Given records:
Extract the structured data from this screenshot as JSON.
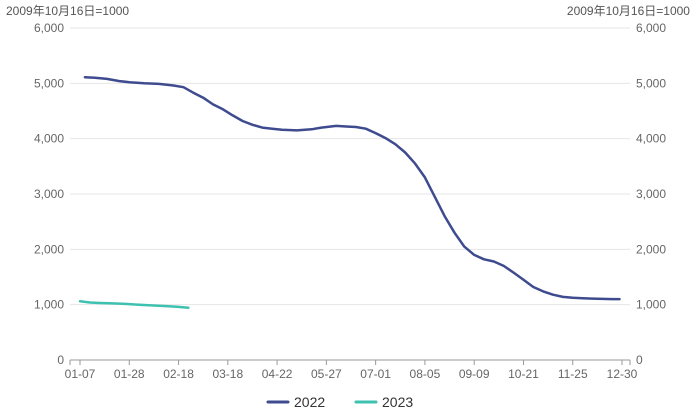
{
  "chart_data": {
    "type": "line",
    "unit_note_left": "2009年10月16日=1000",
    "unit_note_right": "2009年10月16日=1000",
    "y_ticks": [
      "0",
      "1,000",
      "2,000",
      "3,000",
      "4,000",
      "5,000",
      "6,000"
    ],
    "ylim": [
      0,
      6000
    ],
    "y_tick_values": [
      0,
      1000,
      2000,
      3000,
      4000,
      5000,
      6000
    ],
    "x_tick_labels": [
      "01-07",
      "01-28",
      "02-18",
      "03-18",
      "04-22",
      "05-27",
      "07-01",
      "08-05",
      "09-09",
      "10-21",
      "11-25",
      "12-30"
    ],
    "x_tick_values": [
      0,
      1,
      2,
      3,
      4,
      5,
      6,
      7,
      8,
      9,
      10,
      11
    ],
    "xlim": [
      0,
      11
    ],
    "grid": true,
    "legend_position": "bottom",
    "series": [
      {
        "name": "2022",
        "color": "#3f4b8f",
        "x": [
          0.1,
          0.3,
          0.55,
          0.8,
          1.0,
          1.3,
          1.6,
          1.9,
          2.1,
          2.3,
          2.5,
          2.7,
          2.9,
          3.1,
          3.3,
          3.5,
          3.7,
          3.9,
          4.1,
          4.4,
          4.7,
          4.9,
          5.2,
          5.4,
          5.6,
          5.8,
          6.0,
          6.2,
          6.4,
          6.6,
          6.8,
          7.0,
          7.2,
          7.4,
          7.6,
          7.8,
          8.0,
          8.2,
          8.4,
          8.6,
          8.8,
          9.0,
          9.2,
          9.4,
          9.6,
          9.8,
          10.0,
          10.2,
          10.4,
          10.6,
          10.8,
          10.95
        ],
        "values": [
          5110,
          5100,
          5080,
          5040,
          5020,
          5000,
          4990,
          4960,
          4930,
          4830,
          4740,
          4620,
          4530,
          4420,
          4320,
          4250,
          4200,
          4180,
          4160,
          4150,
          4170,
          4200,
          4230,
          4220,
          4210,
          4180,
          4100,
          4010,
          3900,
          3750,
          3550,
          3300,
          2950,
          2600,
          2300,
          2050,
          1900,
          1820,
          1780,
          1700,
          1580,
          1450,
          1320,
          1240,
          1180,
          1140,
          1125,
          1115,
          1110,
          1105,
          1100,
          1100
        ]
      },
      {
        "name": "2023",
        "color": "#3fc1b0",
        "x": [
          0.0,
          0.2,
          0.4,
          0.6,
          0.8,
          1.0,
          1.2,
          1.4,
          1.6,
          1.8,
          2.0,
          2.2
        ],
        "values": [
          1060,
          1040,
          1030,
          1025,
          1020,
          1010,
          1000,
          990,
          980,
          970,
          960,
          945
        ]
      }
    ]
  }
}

---

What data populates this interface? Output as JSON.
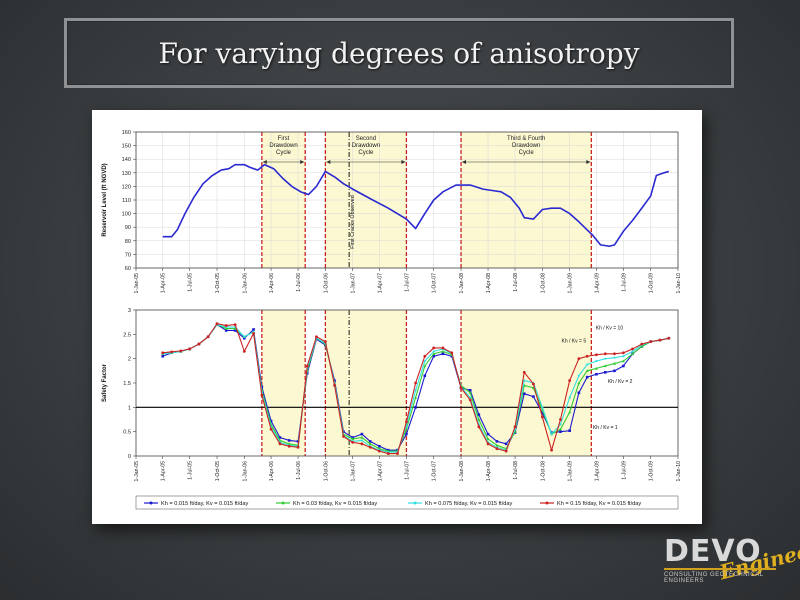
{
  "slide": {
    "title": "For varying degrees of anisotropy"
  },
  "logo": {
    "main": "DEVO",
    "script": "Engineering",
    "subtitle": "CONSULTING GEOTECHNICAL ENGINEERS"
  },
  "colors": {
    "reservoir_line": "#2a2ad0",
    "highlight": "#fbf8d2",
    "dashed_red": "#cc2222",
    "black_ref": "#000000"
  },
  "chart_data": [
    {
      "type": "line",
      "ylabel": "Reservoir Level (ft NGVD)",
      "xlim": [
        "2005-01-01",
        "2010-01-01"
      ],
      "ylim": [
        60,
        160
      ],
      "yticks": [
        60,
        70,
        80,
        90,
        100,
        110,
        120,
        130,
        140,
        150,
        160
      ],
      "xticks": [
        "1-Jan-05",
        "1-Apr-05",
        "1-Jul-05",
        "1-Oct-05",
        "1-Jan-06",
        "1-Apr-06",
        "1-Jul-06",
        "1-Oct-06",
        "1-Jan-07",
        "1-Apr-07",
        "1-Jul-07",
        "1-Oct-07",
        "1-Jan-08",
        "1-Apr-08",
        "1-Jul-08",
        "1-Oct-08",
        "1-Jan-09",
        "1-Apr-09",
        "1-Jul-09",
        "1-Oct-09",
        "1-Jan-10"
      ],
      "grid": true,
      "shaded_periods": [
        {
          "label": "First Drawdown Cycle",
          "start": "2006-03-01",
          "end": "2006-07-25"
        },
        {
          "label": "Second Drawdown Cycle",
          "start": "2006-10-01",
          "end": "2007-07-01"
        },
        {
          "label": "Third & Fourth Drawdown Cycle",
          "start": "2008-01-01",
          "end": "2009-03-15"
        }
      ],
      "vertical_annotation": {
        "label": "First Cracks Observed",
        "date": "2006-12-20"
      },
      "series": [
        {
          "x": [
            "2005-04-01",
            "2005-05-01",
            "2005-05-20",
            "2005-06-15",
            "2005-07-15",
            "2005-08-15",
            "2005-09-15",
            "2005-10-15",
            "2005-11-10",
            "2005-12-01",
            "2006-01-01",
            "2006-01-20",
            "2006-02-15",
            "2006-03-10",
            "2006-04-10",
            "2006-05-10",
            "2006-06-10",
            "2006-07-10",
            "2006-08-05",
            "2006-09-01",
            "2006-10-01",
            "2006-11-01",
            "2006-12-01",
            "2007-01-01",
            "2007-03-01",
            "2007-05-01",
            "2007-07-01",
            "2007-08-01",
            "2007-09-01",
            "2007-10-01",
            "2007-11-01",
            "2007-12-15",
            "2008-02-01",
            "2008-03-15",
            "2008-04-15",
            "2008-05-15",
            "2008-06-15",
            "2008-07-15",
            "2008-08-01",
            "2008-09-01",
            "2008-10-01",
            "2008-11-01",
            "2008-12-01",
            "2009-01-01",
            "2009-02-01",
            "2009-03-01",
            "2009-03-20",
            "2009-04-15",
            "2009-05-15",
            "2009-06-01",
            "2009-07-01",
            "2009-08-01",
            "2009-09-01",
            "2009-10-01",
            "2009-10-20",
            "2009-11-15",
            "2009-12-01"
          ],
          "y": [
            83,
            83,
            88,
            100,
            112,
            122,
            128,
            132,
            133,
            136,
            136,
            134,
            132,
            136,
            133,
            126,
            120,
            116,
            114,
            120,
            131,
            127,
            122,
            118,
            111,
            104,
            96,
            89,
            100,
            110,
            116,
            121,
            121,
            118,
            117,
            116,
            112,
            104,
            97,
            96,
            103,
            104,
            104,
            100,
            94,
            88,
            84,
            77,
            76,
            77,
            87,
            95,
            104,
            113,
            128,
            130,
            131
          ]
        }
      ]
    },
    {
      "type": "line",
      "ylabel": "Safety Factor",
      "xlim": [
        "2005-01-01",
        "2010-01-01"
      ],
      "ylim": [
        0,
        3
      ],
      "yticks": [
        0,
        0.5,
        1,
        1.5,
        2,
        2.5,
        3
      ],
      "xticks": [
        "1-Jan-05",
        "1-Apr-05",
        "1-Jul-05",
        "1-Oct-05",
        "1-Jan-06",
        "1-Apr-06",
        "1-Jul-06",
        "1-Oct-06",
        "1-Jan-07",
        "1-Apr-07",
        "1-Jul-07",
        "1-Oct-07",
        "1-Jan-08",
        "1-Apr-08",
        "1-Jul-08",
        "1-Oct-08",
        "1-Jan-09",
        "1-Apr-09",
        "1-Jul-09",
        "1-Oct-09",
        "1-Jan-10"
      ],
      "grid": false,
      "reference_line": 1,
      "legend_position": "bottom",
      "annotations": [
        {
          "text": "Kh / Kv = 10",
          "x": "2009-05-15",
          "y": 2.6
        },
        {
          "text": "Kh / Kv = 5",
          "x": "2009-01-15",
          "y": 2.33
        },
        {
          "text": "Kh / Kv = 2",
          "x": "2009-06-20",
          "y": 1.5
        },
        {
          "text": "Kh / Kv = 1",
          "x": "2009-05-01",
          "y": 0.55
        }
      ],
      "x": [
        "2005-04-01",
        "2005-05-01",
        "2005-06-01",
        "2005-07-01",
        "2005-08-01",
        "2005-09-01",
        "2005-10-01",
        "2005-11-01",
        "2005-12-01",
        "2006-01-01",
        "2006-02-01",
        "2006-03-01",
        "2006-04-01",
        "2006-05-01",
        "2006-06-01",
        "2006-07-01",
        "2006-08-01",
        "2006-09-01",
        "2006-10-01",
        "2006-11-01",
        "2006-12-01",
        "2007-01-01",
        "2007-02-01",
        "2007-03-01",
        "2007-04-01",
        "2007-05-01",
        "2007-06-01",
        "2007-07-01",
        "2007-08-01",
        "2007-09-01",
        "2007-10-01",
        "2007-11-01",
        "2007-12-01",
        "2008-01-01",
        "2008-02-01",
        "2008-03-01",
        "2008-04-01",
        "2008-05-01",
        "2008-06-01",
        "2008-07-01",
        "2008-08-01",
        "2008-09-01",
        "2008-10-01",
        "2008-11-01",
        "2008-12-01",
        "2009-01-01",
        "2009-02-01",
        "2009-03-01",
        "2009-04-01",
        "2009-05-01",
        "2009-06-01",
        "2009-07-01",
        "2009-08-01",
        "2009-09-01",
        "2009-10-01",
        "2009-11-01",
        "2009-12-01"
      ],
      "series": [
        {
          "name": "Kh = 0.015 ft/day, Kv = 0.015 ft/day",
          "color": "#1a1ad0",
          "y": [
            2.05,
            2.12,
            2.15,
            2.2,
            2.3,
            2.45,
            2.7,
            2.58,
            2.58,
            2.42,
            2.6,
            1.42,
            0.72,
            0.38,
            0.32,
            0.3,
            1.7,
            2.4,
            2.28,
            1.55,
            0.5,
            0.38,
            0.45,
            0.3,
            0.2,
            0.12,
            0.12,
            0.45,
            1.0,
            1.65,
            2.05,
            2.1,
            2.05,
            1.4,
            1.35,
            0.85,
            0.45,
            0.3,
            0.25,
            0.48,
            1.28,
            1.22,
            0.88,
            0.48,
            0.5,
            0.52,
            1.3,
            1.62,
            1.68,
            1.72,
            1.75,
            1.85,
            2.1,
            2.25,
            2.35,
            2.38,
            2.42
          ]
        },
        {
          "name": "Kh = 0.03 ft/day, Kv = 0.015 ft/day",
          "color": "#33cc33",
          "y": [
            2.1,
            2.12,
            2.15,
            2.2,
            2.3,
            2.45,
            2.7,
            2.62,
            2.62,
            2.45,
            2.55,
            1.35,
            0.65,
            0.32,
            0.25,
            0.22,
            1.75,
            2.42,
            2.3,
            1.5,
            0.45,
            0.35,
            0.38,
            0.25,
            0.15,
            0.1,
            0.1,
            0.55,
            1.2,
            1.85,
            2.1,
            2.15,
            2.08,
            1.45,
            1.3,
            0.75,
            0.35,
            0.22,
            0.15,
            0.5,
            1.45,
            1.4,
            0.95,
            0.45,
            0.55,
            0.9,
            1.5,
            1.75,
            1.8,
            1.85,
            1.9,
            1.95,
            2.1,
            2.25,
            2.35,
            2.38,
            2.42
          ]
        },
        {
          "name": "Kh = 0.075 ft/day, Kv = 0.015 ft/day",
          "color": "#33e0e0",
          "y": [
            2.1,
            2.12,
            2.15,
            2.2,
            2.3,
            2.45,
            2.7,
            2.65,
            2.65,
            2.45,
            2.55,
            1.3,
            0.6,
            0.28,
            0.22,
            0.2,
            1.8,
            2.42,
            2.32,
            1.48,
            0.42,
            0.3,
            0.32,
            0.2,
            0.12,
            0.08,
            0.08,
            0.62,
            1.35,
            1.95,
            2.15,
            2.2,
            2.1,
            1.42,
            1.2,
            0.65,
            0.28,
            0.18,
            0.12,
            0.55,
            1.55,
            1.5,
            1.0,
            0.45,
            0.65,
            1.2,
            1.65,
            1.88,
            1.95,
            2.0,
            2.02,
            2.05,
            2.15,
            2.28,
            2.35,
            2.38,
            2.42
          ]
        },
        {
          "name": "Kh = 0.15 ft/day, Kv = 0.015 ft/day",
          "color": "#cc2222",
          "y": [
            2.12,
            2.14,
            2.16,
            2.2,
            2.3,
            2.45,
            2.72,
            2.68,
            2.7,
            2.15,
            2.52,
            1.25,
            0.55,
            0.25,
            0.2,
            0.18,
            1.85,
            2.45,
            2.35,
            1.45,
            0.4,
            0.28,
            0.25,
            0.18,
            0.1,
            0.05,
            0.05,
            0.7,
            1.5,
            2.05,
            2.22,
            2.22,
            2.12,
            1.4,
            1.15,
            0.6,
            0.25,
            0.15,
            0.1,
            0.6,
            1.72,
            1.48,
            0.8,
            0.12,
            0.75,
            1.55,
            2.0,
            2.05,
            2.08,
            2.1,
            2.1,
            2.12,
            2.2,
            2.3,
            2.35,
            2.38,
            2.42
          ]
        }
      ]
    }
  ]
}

The request:
Of the lines in this listing, how many contain "start"? Reply with the number and nothing more.

The completed task:
3